BEGIN

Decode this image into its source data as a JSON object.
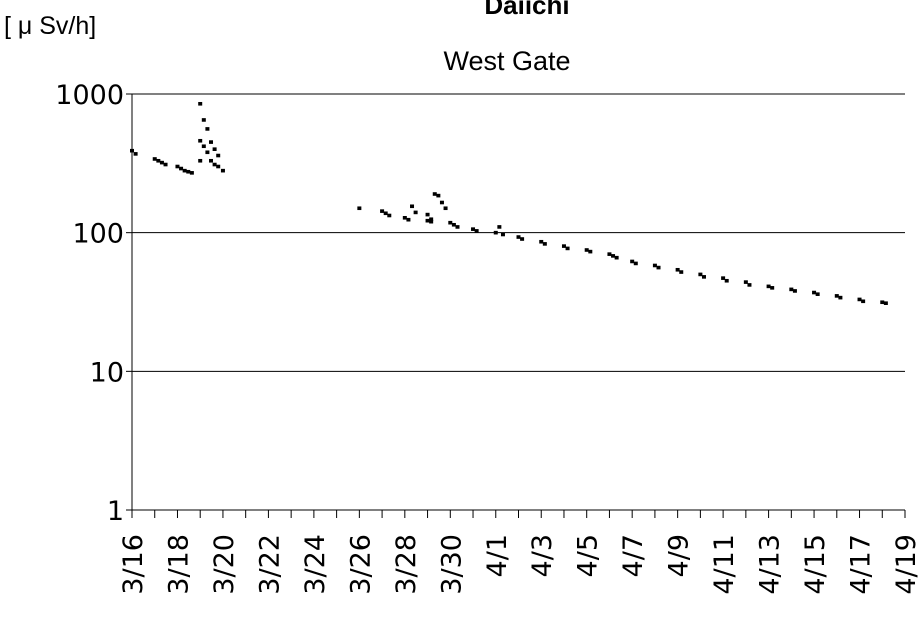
{
  "chart_data": {
    "type": "scatter",
    "title": "Daiichi",
    "subtitle": "West Gate",
    "ylabel": "[ μ Sv/h]",
    "yscale": "log",
    "ylim": [
      1,
      1000
    ],
    "yticks": [
      "1",
      "10",
      "100",
      "1000"
    ],
    "xlim": [
      "3/16",
      "4/19"
    ],
    "xticks": [
      "3/16",
      "3/18",
      "3/20",
      "3/22",
      "3/24",
      "3/26",
      "3/28",
      "3/30",
      "4/1",
      "4/3",
      "4/5",
      "4/7",
      "4/9",
      "4/11",
      "4/13",
      "4/15",
      "4/17",
      "4/19"
    ],
    "grid": "horizontal at major y ticks",
    "series": [
      {
        "marker_color": "#000000",
        "points": [
          [
            "3/16",
            390
          ],
          [
            "3/16",
            370
          ],
          [
            "3/17",
            340
          ],
          [
            "3/17",
            330
          ],
          [
            "3/17",
            320
          ],
          [
            "3/17",
            310
          ],
          [
            "3/18",
            300
          ],
          [
            "3/18",
            290
          ],
          [
            "3/18",
            280
          ],
          [
            "3/18",
            275
          ],
          [
            "3/18",
            270
          ],
          [
            "3/19",
            460
          ],
          [
            "3/19",
            420
          ],
          [
            "3/19",
            380
          ],
          [
            "3/19",
            330
          ],
          [
            "3/19",
            310
          ],
          [
            "3/19",
            300
          ],
          [
            "3/19",
            850
          ],
          [
            "3/19",
            650
          ],
          [
            "3/19",
            560
          ],
          [
            "3/19",
            450
          ],
          [
            "3/19",
            400
          ],
          [
            "3/19",
            360
          ],
          [
            "3/19",
            330
          ],
          [
            "3/20",
            280
          ],
          [
            "3/26",
            150
          ],
          [
            "3/27",
            143
          ],
          [
            "3/27",
            138
          ],
          [
            "3/27",
            133
          ],
          [
            "3/28",
            128
          ],
          [
            "3/28",
            124
          ],
          [
            "3/28",
            155
          ],
          [
            "3/28",
            140
          ],
          [
            "3/29",
            122
          ],
          [
            "3/29",
            120
          ],
          [
            "3/29",
            190
          ],
          [
            "3/29",
            185
          ],
          [
            "3/29",
            165
          ],
          [
            "3/29",
            150
          ],
          [
            "3/29",
            135
          ],
          [
            "3/29",
            125
          ],
          [
            "3/30",
            118
          ],
          [
            "3/30",
            114
          ],
          [
            "3/30",
            110
          ],
          [
            "3/31",
            106
          ],
          [
            "3/31",
            103
          ],
          [
            "4/1",
            100
          ],
          [
            "4/1",
            110
          ],
          [
            "4/1",
            97
          ],
          [
            "4/2",
            93
          ],
          [
            "4/2",
            90
          ],
          [
            "4/3",
            86
          ],
          [
            "4/3",
            83
          ],
          [
            "4/4",
            80
          ],
          [
            "4/4",
            77
          ],
          [
            "4/5",
            75
          ],
          [
            "4/5",
            73
          ],
          [
            "4/6",
            70
          ],
          [
            "4/6",
            68
          ],
          [
            "4/6",
            66
          ],
          [
            "4/7",
            62
          ],
          [
            "4/7",
            60
          ],
          [
            "4/8",
            58
          ],
          [
            "4/8",
            56
          ],
          [
            "4/9",
            54
          ],
          [
            "4/9",
            52
          ],
          [
            "4/10",
            50
          ],
          [
            "4/10",
            48
          ],
          [
            "4/11",
            47
          ],
          [
            "4/11",
            45
          ],
          [
            "4/12",
            44
          ],
          [
            "4/12",
            42
          ],
          [
            "4/13",
            41
          ],
          [
            "4/13",
            40
          ],
          [
            "4/14",
            39
          ],
          [
            "4/14",
            38
          ],
          [
            "4/15",
            37
          ],
          [
            "4/15",
            36
          ],
          [
            "4/16",
            35
          ],
          [
            "4/16",
            34
          ],
          [
            "4/17",
            33
          ],
          [
            "4/17",
            32
          ],
          [
            "4/18",
            31.5
          ],
          [
            "4/18",
            31
          ]
        ]
      }
    ]
  }
}
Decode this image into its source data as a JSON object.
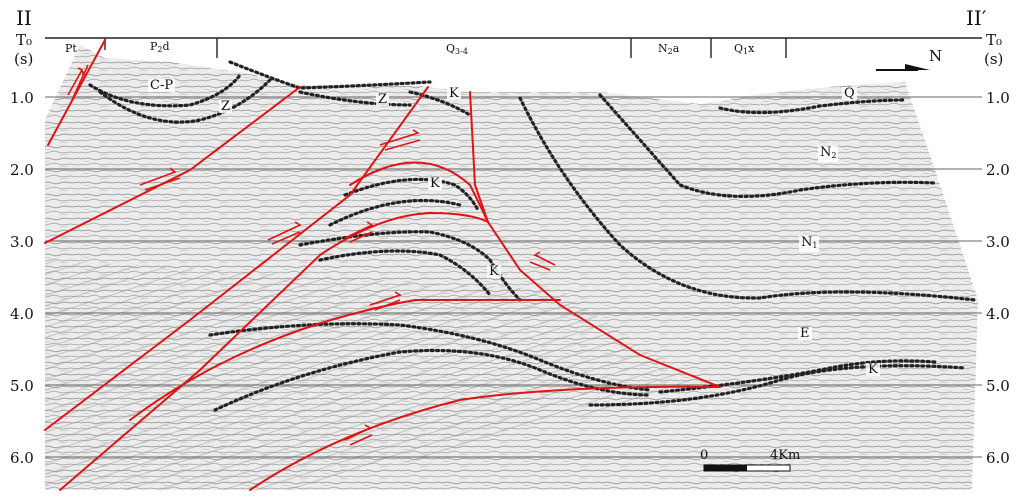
{
  "section": {
    "left_label": "II",
    "right_label": "II",
    "right_prime": "′",
    "north_label": "N"
  },
  "axis": {
    "title": "T₀",
    "unit": "(s)",
    "ticks": [
      "1.0",
      "2.0",
      "3.0",
      "4.0",
      "5.0",
      "6.0"
    ]
  },
  "surface_units": [
    "Pt",
    "P",
    "2",
    "d",
    "Q",
    "3-4",
    "N",
    "2",
    "a",
    "Q",
    "1",
    "x"
  ],
  "formations": {
    "CP": "C-P",
    "Z1": "Z",
    "Z2": "Z",
    "K1": "K",
    "K2": "K",
    "K3": "K",
    "K4": "K",
    "Q": "Q",
    "N2": "N",
    "N2_sub": "2",
    "N1": "N",
    "N1_sub": "1",
    "E": "E"
  },
  "scale_bar": {
    "start": "0",
    "end": "4Km"
  },
  "colors": {
    "fault": "#e01414",
    "horizon": "#222222",
    "grid": "#333333"
  }
}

END

> [WRITTEN PROBLEM]
Omit any images, then output the listing exactly.

> [RESPONSE TO THE TASK]
Decode this image into its source data as a JSON object.
{
  "chart_data": {
    "type": "scatter",
    "title": "Daiichi",
    "subtitle": "West Gate",
    "ylabel": "[ μ Sv/h]",
    "yscale": "log",
    "ylim": [
      1,
      1000
    ],
    "yticks": [
      "1",
      "10",
      "100",
      "1000"
    ],
    "xlim": [
      "3/16",
      "4/19"
    ],
    "xticks": [
      "3/16",
      "3/18",
      "3/20",
      "3/22",
      "3/24",
      "3/26",
      "3/28",
      "3/30",
      "4/1",
      "4/3",
      "4/5",
      "4/7",
      "4/9",
      "4/11",
      "4/13",
      "4/15",
      "4/17",
      "4/19"
    ],
    "grid": "horizontal at major y ticks",
    "series": [
      {
        "marker_color": "#000000",
        "points": [
          [
            "3/16",
            390
          ],
          [
            "3/16",
            370
          ],
          [
            "3/17",
            340
          ],
          [
            "3/17",
            330
          ],
          [
            "3/17",
            320
          ],
          [
            "3/17",
            310
          ],
          [
            "3/18",
            300
          ],
          [
            "3/18",
            290
          ],
          [
            "3/18",
            280
          ],
          [
            "3/18",
            275
          ],
          [
            "3/18",
            270
          ],
          [
            "3/19",
            460
          ],
          [
            "3/19",
            420
          ],
          [
            "3/19",
            380
          ],
          [
            "3/19",
            330
          ],
          [
            "3/19",
            310
          ],
          [
            "3/19",
            300
          ],
          [
            "3/19",
            850
          ],
          [
            "3/19",
            650
          ],
          [
            "3/19",
            560
          ],
          [
            "3/19",
            450
          ],
          [
            "3/19",
            400
          ],
          [
            "3/19",
            360
          ],
          [
            "3/19",
            330
          ],
          [
            "3/20",
            280
          ],
          [
            "3/26",
            150
          ],
          [
            "3/27",
            143
          ],
          [
            "3/27",
            138
          ],
          [
            "3/27",
            133
          ],
          [
            "3/28",
            128
          ],
          [
            "3/28",
            124
          ],
          [
            "3/28",
            155
          ],
          [
            "3/28",
            140
          ],
          [
            "3/29",
            122
          ],
          [
            "3/29",
            120
          ],
          [
            "3/29",
            190
          ],
          [
            "3/29",
            185
          ],
          [
            "3/29",
            165
          ],
          [
            "3/29",
            150
          ],
          [
            "3/29",
            135
          ],
          [
            "3/29",
            125
          ],
          [
            "3/30",
            118
          ],
          [
            "3/30",
            114
          ],
          [
            "3/30",
            110
          ],
          [
            "3/31",
            106
          ],
          [
            "3/31",
            103
          ],
          [
            "4/1",
            100
          ],
          [
            "4/1",
            110
          ],
          [
            "4/1",
            97
          ],
          [
            "4/2",
            93
          ],
          [
            "4/2",
            90
          ],
          [
            "4/3",
            86
          ],
          [
            "4/3",
            83
          ],
          [
            "4/4",
            80
          ],
          [
            "4/4",
            77
          ],
          [
            "4/5",
            75
          ],
          [
            "4/5",
            73
          ],
          [
            "4/6",
            70
          ],
          [
            "4/6",
            68
          ],
          [
            "4/6",
            66
          ],
          [
            "4/7",
            62
          ],
          [
            "4/7",
            60
          ],
          [
            "4/8",
            58
          ],
          [
            "4/8",
            56
          ],
          [
            "4/9",
            54
          ],
          [
            "4/9",
            52
          ],
          [
            "4/10",
            50
          ],
          [
            "4/10",
            48
          ],
          [
            "4/11",
            47
          ],
          [
            "4/11",
            45
          ],
          [
            "4/12",
            44
          ],
          [
            "4/12",
            42
          ],
          [
            "4/13",
            41
          ],
          [
            "4/13",
            40
          ],
          [
            "4/14",
            39
          ],
          [
            "4/14",
            38
          ],
          [
            "4/15",
            37
          ],
          [
            "4/15",
            36
          ],
          [
            "4/16",
            35
          ],
          [
            "4/16",
            34
          ],
          [
            "4/17",
            33
          ],
          [
            "4/17",
            32
          ],
          [
            "4/18",
            31.5
          ],
          [
            "4/18",
            31
          ]
        ]
      }
    ]
  }
}
Decode this image into its source data as a JSON object.
{
  "section": {
    "left_label": "II",
    "right_label": "II",
    "right_prime": "′",
    "north_label": "N"
  },
  "axis": {
    "title": "T₀",
    "unit": "(s)",
    "ticks": [
      "1.0",
      "2.0",
      "3.0",
      "4.0",
      "5.0",
      "6.0"
    ]
  },
  "surface_units": [
    "Pt",
    "P",
    "2",
    "d",
    "Q",
    "3-4",
    "N",
    "2",
    "a",
    "Q",
    "1",
    "x"
  ],
  "formations": {
    "CP": "C-P",
    "Z1": "Z",
    "Z2": "Z",
    "K1": "K",
    "K2": "K",
    "K3": "K",
    "K4": "K",
    "Q": "Q",
    "N2": "N",
    "N2_sub": "2",
    "N1": "N",
    "N1_sub": "1",
    "E": "E"
  },
  "scale_bar": {
    "start": "0",
    "end": "4Km"
  },
  "colors": {
    "fault": "#e01414",
    "horizon": "#222222",
    "grid": "#333333"
  }
}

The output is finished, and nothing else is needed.